■ Task statement ■
Extract the listing in its entirety, keeping each line identical to the original.

■ Dataset content ■

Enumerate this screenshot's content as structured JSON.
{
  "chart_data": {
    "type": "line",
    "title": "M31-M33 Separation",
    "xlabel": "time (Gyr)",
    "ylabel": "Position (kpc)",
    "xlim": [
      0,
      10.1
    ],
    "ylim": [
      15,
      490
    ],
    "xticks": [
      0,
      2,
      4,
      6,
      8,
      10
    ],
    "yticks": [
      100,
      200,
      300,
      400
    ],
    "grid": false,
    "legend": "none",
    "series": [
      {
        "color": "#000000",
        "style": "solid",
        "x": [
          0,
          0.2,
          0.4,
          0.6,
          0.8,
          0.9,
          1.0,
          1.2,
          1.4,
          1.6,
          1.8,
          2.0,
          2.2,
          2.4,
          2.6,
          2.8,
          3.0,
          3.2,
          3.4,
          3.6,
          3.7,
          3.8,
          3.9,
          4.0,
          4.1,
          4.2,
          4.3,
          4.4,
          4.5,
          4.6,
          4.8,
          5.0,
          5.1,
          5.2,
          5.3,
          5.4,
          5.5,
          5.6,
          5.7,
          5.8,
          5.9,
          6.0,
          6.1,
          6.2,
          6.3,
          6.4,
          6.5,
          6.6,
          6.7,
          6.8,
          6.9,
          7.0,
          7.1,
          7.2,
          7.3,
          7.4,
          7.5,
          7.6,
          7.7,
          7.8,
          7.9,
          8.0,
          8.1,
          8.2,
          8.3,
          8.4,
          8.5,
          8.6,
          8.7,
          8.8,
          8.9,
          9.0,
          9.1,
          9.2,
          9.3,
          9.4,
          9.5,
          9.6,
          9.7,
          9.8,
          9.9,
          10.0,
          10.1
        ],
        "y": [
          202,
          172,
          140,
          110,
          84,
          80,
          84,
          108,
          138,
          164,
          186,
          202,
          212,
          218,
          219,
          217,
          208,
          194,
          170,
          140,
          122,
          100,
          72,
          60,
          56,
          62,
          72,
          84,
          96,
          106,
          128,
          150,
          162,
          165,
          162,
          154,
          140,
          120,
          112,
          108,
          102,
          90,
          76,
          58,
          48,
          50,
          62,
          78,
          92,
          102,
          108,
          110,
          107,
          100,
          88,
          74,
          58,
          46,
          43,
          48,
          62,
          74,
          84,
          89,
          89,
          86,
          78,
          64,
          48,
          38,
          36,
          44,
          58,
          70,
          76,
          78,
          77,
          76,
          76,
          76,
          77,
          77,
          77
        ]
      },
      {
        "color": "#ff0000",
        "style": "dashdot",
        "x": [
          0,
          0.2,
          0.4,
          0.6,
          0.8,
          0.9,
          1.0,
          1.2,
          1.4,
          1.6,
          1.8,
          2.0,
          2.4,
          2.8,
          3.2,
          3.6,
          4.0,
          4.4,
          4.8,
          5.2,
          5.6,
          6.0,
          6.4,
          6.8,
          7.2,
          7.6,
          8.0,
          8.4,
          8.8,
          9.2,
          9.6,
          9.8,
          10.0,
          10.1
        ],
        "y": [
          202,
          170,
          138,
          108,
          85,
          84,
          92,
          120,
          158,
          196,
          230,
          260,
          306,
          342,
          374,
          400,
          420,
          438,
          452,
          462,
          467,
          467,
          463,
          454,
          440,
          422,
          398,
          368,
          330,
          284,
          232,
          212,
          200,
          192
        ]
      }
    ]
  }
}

■ Written response ■
Enumerate this screenshot's content as structured JSON.
{
  "chart_data": {
    "type": "line",
    "title": "M31-M33 Separation",
    "xlabel": "time (Gyr)",
    "ylabel": "Position (kpc)",
    "xlim": [
      0,
      10.1
    ],
    "ylim": [
      15,
      490
    ],
    "xticks": [
      0,
      2,
      4,
      6,
      8,
      10
    ],
    "yticks": [
      100,
      200,
      300,
      400
    ],
    "grid": false,
    "legend": "none",
    "series": [
      {
        "color": "#000000",
        "style": "solid",
        "x": [
          0,
          0.2,
          0.4,
          0.6,
          0.8,
          0.9,
          1.0,
          1.2,
          1.4,
          1.6,
          1.8,
          2.0,
          2.2,
          2.4,
          2.6,
          2.8,
          3.0,
          3.2,
          3.4,
          3.6,
          3.7,
          3.8,
          3.9,
          4.0,
          4.1,
          4.2,
          4.3,
          4.4,
          4.5,
          4.6,
          4.8,
          5.0,
          5.1,
          5.2,
          5.3,
          5.4,
          5.5,
          5.6,
          5.7,
          5.8,
          5.9,
          6.0,
          6.1,
          6.2,
          6.3,
          6.4,
          6.5,
          6.6,
          6.7,
          6.8,
          6.9,
          7.0,
          7.1,
          7.2,
          7.3,
          7.4,
          7.5,
          7.6,
          7.7,
          7.8,
          7.9,
          8.0,
          8.1,
          8.2,
          8.3,
          8.4,
          8.5,
          8.6,
          8.7,
          8.8,
          8.9,
          9.0,
          9.1,
          9.2,
          9.3,
          9.4,
          9.5,
          9.6,
          9.7,
          9.8,
          9.9,
          10.0,
          10.1
        ],
        "y": [
          202,
          172,
          140,
          110,
          84,
          80,
          84,
          108,
          138,
          164,
          186,
          202,
          212,
          218,
          219,
          217,
          208,
          194,
          170,
          140,
          122,
          100,
          72,
          60,
          56,
          62,
          72,
          84,
          96,
          106,
          128,
          150,
          162,
          165,
          162,
          154,
          140,
          120,
          112,
          108,
          102,
          90,
          76,
          58,
          48,
          50,
          62,
          78,
          92,
          102,
          108,
          110,
          107,
          100,
          88,
          74,
          58,
          46,
          43,
          48,
          62,
          74,
          84,
          89,
          89,
          86,
          78,
          64,
          48,
          38,
          36,
          44,
          58,
          70,
          76,
          78,
          77,
          76,
          76,
          76,
          77,
          77,
          77
        ]
      },
      {
        "color": "#ff0000",
        "style": "dashdot",
        "x": [
          0,
          0.2,
          0.4,
          0.6,
          0.8,
          0.9,
          1.0,
          1.2,
          1.4,
          1.6,
          1.8,
          2.0,
          2.4,
          2.8,
          3.2,
          3.6,
          4.0,
          4.4,
          4.8,
          5.2,
          5.6,
          6.0,
          6.4,
          6.8,
          7.2,
          7.6,
          8.0,
          8.4,
          8.8,
          9.2,
          9.6,
          9.8,
          10.0,
          10.1
        ],
        "y": [
          202,
          170,
          138,
          108,
          85,
          84,
          92,
          120,
          158,
          196,
          230,
          260,
          306,
          342,
          374,
          400,
          420,
          438,
          452,
          462,
          467,
          467,
          463,
          454,
          440,
          422,
          398,
          368,
          330,
          284,
          232,
          212,
          200,
          192
        ]
      }
    ]
  }
}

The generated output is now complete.